▶ **TO DO**:
Please write out the records from the start through the line containing "smd-pad [472,321,487,338]", and change "component-body" to "part-body" while keeping everything else the same.

--- GIVEN DATA ---

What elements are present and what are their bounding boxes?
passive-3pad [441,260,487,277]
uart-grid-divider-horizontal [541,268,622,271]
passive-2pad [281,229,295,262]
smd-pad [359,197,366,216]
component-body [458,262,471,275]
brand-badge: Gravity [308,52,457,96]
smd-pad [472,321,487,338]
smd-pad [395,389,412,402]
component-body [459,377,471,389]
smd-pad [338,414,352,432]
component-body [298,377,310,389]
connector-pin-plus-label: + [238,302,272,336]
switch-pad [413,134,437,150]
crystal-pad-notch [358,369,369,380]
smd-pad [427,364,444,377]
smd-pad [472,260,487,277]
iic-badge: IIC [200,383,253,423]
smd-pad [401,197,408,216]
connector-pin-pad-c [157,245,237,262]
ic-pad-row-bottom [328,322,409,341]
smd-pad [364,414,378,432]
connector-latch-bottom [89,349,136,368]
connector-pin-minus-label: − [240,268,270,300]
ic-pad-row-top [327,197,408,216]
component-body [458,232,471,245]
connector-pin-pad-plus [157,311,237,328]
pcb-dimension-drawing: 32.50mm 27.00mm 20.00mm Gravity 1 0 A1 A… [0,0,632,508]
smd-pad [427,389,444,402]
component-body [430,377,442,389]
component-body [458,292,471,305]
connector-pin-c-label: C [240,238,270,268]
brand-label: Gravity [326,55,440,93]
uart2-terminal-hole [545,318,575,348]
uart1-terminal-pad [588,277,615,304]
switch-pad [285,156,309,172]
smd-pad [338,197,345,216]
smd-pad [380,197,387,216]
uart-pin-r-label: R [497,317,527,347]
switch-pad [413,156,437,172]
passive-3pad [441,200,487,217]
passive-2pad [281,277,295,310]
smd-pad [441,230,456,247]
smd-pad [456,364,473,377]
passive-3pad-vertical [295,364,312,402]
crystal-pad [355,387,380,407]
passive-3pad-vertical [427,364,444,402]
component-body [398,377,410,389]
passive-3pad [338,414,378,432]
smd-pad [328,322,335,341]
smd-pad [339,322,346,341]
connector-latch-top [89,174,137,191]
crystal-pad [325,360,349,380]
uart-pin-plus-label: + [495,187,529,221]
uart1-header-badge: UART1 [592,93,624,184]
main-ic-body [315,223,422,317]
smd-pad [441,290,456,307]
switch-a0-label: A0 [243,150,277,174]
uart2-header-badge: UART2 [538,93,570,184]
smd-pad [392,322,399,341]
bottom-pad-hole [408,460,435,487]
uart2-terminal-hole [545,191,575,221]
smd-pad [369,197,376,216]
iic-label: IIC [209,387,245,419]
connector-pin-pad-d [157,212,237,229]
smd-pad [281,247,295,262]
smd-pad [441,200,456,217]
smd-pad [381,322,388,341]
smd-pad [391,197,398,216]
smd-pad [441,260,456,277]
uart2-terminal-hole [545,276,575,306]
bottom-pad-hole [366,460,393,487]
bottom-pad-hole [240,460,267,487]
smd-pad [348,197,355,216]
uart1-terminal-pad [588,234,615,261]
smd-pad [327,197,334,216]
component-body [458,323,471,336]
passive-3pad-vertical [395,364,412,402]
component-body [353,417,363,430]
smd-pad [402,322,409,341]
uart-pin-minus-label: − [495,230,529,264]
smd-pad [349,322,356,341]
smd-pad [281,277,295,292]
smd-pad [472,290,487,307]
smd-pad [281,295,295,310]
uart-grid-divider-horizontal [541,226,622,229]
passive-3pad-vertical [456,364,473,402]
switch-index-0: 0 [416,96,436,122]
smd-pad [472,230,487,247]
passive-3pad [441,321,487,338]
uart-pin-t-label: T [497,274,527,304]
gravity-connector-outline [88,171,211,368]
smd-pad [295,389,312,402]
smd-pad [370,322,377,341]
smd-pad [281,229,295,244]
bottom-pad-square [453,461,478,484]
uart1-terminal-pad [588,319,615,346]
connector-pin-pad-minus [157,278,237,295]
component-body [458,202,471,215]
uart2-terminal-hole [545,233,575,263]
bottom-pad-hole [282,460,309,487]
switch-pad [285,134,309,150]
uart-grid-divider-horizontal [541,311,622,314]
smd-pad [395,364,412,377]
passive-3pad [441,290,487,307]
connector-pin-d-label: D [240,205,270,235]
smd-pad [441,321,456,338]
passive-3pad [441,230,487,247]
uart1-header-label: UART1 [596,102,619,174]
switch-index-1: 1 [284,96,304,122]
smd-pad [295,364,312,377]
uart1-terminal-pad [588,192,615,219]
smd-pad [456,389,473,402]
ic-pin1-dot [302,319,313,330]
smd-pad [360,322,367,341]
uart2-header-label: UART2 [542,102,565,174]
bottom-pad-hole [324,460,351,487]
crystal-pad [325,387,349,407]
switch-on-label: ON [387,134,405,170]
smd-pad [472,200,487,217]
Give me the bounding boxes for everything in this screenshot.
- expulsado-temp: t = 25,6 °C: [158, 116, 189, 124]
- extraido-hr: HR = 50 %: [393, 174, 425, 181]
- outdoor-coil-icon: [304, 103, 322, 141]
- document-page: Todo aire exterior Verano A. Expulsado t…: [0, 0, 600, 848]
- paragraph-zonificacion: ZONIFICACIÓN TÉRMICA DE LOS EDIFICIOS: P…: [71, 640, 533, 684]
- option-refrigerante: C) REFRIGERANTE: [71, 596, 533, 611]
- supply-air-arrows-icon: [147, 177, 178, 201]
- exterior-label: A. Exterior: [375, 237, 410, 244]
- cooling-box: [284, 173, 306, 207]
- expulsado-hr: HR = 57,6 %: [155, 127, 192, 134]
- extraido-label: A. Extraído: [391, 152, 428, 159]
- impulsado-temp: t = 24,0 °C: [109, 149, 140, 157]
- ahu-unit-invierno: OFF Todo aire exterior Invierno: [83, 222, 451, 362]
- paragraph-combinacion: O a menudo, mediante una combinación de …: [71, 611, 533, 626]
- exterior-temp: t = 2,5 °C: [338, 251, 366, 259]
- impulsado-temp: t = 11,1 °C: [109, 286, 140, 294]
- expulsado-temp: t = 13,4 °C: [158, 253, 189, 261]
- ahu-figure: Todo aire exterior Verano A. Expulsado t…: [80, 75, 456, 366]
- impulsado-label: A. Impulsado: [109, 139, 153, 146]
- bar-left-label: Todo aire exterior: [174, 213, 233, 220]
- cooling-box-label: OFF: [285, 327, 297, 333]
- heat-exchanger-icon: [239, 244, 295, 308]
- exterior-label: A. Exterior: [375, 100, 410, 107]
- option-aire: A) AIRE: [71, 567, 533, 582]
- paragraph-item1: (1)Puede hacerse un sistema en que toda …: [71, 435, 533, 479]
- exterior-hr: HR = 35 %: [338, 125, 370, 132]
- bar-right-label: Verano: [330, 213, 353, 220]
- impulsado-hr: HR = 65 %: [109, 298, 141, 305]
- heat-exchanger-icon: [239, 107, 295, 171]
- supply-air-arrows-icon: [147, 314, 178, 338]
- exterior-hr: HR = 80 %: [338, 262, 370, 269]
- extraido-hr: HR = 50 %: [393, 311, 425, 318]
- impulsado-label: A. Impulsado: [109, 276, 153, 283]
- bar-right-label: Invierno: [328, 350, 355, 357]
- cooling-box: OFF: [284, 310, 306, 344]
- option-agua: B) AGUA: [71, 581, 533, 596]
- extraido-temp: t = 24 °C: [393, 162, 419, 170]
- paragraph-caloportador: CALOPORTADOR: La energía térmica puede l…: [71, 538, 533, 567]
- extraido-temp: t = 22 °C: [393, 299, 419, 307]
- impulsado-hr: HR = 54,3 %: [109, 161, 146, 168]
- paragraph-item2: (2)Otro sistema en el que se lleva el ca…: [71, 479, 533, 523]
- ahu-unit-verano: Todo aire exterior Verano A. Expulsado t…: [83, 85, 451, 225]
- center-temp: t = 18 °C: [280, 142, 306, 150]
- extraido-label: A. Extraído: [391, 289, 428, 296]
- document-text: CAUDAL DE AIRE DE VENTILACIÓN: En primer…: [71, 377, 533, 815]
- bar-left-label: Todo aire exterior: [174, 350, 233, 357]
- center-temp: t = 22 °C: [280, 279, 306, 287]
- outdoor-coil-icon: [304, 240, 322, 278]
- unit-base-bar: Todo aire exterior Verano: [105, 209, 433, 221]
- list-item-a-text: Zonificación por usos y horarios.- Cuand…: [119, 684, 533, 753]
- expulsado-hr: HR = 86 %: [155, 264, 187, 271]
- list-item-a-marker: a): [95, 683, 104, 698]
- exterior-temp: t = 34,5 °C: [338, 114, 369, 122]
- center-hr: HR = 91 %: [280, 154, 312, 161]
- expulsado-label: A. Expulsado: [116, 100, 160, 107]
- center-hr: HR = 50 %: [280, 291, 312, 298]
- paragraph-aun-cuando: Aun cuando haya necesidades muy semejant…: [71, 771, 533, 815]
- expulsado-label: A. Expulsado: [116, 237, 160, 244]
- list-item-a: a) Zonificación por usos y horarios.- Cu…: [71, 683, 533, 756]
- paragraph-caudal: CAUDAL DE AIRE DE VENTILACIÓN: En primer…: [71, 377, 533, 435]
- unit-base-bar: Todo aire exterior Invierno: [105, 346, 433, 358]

---

▶ **FINAL RESULT**:
What elements are present and what are their bounding boxes?
passive-3pad [441,260,487,277]
uart-grid-divider-horizontal [541,268,622,271]
passive-2pad [281,229,295,262]
smd-pad [359,197,366,216]
part-body [458,262,471,275]
brand-badge: Gravity [308,52,457,96]
smd-pad [472,321,487,338]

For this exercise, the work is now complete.